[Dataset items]
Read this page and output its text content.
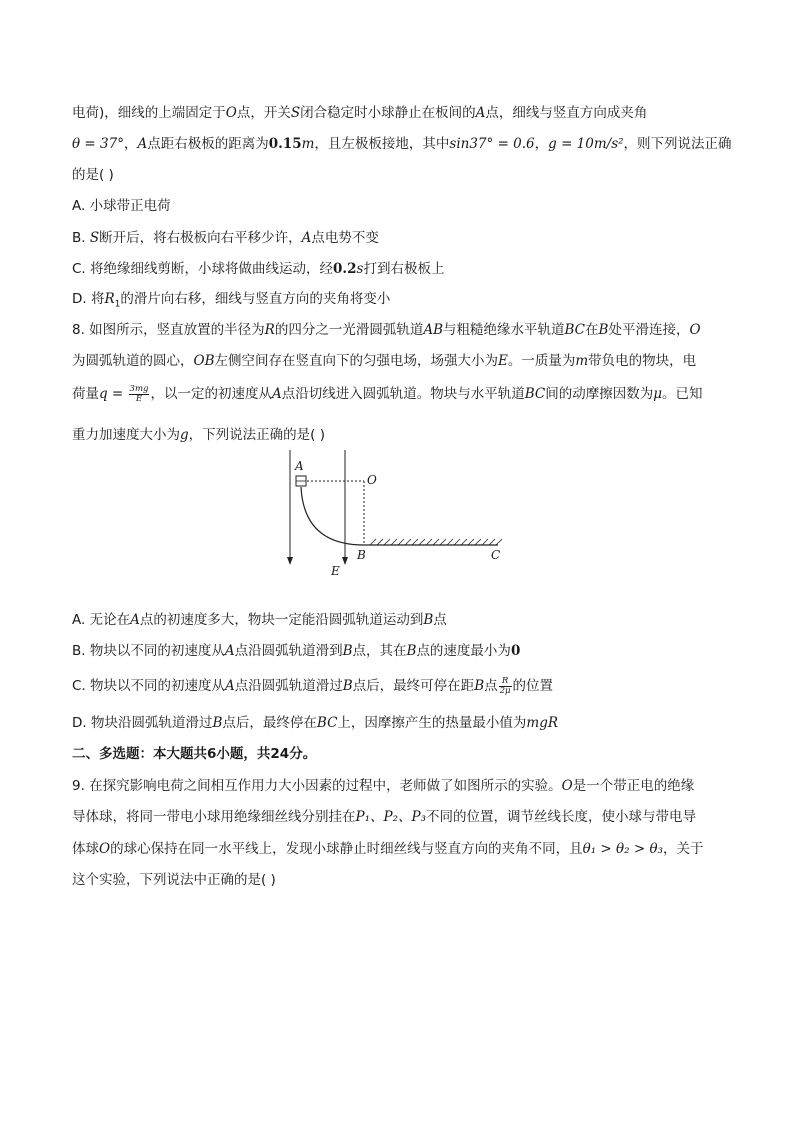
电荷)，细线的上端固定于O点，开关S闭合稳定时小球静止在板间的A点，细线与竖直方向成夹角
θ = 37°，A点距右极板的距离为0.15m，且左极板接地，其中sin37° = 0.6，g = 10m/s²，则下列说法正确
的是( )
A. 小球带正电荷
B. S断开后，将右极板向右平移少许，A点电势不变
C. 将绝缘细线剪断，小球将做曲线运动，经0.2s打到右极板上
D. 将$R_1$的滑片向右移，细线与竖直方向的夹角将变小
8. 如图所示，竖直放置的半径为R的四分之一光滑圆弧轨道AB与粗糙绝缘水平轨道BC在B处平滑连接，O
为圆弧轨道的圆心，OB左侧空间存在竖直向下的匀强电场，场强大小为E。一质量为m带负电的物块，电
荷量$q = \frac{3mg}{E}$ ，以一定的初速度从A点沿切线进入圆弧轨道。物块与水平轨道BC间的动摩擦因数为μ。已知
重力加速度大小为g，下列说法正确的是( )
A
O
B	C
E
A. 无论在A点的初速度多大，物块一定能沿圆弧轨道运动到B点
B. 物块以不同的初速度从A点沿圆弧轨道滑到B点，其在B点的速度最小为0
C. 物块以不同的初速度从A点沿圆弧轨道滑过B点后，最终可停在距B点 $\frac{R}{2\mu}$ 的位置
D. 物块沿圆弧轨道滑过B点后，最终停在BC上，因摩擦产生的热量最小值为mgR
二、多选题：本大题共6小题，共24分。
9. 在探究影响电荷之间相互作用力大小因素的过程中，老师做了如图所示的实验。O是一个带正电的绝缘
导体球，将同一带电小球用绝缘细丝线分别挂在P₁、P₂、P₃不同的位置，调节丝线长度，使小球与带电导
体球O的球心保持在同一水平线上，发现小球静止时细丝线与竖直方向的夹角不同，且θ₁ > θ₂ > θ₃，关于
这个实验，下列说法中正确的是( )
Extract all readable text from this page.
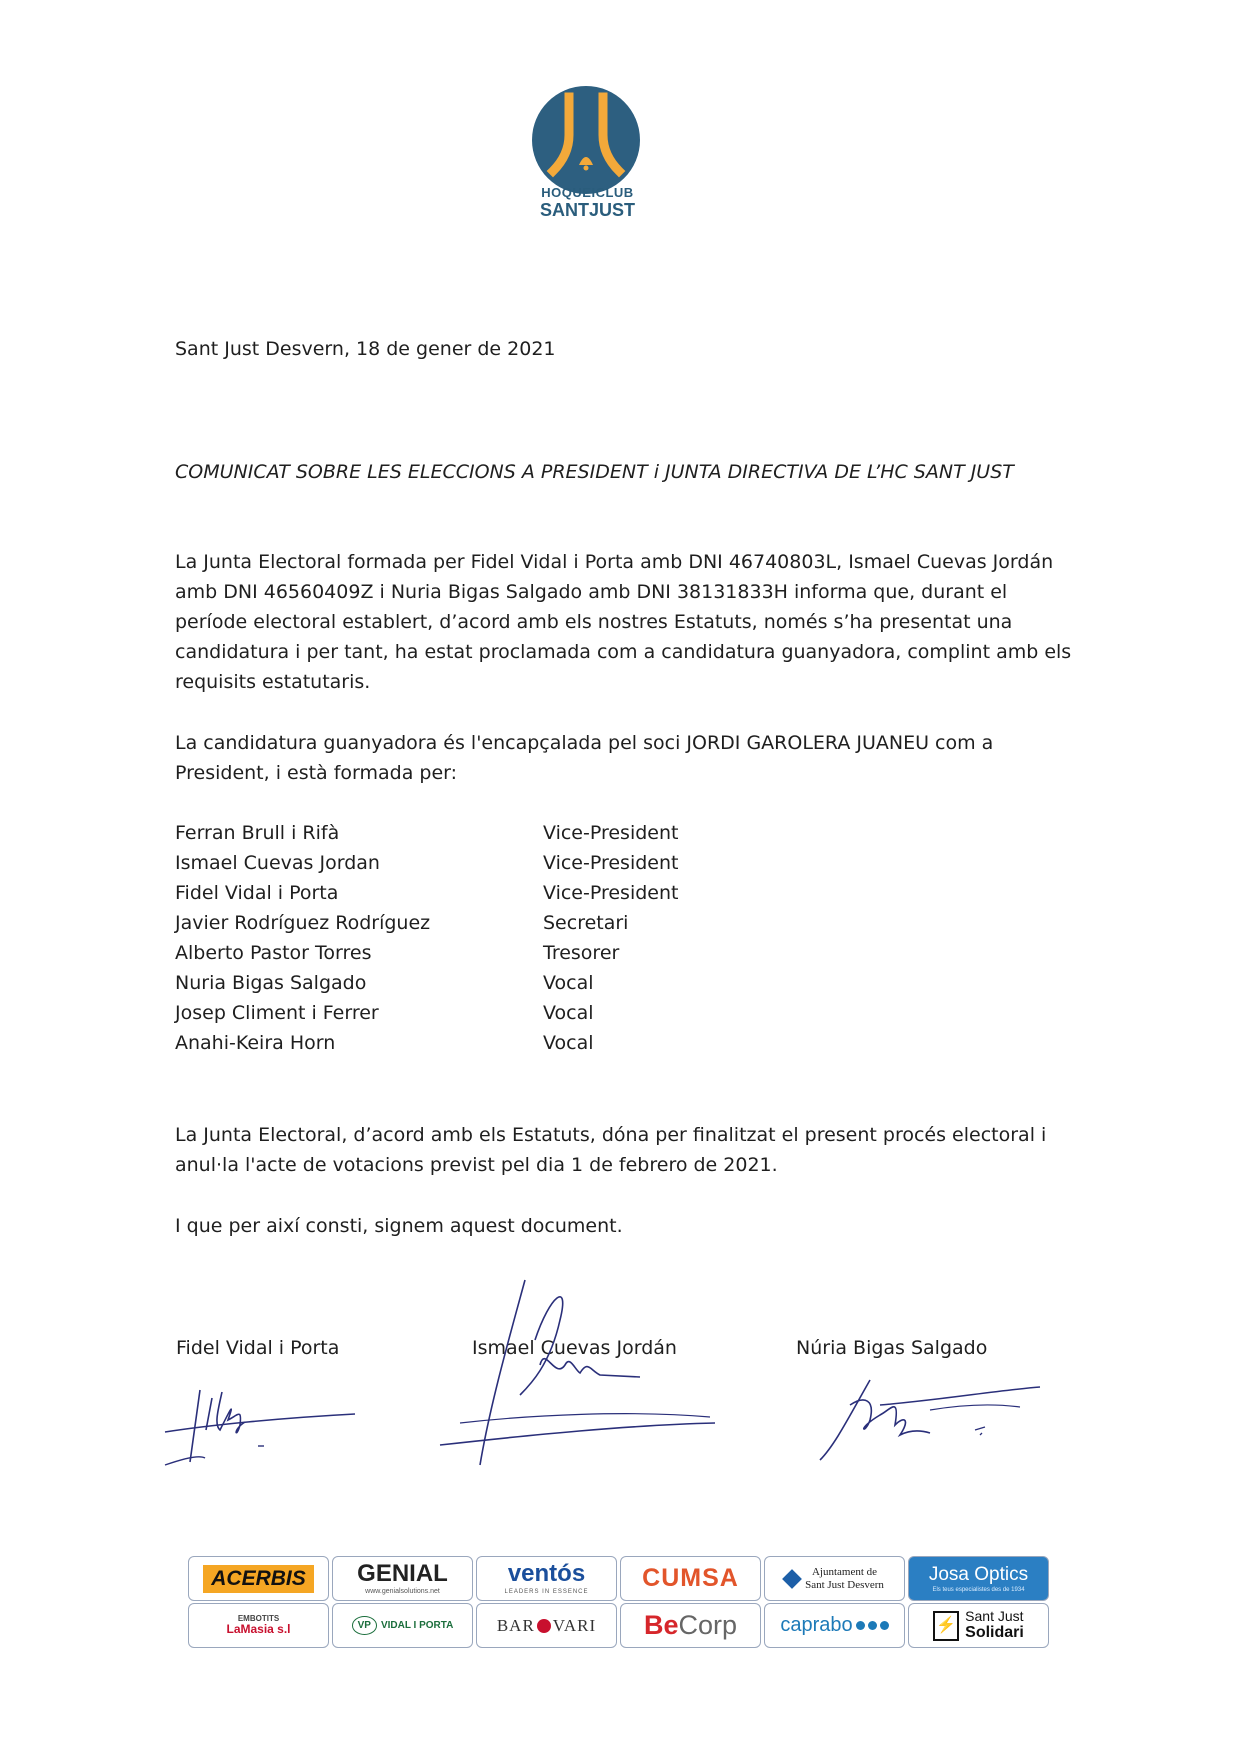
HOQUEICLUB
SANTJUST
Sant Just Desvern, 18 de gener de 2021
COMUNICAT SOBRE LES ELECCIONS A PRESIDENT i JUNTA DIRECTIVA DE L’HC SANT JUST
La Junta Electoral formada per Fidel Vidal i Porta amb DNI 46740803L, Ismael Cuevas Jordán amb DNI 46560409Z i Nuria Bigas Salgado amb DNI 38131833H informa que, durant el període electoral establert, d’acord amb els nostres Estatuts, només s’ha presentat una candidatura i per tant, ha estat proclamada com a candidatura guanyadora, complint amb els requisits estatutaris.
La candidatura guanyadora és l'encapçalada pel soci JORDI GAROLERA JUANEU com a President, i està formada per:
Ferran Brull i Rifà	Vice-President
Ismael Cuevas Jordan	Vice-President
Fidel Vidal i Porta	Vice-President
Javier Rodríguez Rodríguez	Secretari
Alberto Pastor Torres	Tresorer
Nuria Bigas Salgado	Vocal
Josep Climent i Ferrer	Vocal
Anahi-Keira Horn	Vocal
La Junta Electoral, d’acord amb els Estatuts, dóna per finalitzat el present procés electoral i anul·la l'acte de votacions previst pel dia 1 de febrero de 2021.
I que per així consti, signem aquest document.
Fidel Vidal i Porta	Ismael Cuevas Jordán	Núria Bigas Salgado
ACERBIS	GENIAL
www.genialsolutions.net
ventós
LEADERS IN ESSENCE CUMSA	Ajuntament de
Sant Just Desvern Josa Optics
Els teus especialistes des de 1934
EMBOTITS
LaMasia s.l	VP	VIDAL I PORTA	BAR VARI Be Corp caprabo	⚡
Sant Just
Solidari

> [Exercise instructions]: Isolate the lines above that contain the word "Estatuts" and copy them.

> [Solution to this task]:
La Junta Electoral formada per Fidel Vidal i Porta amb DNI 46740803L, Ismael Cuevas Jordán amb DNI 46560409Z i Nuria Bigas Salgado amb DNI 38131833H informa que, durant el període electoral establert, d’acord amb els nostres Estatuts, només s’ha presentat una candidatura i per tant, ha estat proclamada com a candidatura guanyadora, complint amb els requisits estatutaris.
La Junta Electoral, d’acord amb els Estatuts, dóna per finalitzat el present procés electoral i anul·la l'acte de votacions previst pel dia 1 de febrero de 2021.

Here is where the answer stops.